## To be done
Copy out each line of the material below that holds the string "graph".

## Input data
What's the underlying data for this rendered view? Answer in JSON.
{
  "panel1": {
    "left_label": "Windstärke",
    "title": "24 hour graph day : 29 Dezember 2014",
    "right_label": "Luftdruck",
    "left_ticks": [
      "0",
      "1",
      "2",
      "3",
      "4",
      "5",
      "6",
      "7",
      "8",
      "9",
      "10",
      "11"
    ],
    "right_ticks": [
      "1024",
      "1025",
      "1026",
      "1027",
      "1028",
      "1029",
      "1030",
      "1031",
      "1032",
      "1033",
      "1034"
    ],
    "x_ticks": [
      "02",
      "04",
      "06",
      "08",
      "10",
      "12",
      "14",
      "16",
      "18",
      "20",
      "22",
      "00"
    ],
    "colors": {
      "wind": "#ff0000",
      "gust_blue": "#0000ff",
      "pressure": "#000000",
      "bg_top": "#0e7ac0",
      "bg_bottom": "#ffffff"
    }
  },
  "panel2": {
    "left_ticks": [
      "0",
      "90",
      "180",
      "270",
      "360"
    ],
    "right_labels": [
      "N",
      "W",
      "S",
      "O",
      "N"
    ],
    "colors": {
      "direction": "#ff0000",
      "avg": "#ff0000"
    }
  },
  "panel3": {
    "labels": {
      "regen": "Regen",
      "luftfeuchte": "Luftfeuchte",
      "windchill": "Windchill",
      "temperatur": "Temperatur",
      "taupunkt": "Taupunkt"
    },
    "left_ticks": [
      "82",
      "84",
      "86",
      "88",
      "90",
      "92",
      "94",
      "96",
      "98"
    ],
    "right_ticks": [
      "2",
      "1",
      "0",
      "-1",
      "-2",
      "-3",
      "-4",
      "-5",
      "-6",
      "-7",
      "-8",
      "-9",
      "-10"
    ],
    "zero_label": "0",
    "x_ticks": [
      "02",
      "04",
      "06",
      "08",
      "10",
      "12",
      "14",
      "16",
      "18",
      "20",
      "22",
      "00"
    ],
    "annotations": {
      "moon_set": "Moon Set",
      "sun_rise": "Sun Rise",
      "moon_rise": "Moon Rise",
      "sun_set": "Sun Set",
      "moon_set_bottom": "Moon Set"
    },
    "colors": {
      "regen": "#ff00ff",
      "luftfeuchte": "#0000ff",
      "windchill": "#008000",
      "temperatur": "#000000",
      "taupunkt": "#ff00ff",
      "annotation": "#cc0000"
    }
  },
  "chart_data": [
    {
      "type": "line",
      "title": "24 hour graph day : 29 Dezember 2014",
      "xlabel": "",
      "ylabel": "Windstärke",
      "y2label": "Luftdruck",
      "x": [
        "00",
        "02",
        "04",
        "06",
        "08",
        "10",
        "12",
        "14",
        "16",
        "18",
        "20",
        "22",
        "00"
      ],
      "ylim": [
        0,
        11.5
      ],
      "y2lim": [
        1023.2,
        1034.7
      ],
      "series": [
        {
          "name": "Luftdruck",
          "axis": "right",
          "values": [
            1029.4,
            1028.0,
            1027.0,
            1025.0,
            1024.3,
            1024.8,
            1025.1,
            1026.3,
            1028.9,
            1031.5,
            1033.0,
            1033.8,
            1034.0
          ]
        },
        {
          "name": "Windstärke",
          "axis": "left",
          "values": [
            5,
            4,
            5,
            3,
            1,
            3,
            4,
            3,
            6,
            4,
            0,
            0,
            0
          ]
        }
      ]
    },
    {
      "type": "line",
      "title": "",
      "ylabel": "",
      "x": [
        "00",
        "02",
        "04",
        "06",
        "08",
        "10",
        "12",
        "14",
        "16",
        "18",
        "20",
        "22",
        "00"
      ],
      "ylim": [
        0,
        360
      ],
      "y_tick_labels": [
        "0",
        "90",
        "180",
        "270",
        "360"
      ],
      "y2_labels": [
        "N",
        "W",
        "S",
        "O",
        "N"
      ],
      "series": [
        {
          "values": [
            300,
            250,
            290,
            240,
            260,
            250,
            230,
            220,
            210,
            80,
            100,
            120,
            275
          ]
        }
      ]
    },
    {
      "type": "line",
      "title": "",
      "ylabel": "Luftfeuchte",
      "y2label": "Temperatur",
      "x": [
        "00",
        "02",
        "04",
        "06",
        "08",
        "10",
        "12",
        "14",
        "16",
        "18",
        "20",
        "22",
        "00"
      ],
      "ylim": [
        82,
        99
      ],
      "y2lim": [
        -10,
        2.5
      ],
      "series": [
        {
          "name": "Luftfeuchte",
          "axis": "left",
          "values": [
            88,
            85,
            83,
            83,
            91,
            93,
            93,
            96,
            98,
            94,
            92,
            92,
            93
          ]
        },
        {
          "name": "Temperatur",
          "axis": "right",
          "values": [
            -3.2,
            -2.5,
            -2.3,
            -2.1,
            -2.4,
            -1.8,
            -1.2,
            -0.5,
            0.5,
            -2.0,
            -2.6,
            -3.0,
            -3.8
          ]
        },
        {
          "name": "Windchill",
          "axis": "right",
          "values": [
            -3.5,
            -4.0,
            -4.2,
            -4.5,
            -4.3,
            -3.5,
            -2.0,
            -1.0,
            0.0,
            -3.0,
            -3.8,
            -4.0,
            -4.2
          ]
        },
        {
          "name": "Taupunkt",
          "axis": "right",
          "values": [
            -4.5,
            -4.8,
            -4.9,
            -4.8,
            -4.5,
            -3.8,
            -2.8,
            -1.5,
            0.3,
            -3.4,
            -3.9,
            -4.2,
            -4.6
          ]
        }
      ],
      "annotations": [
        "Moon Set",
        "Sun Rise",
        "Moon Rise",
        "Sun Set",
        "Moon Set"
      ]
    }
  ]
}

## Expected output
    "title": "24 hour graph day : 29 Dezember 2014",
      "title": "24 hour graph day : 29 Dezember 2014",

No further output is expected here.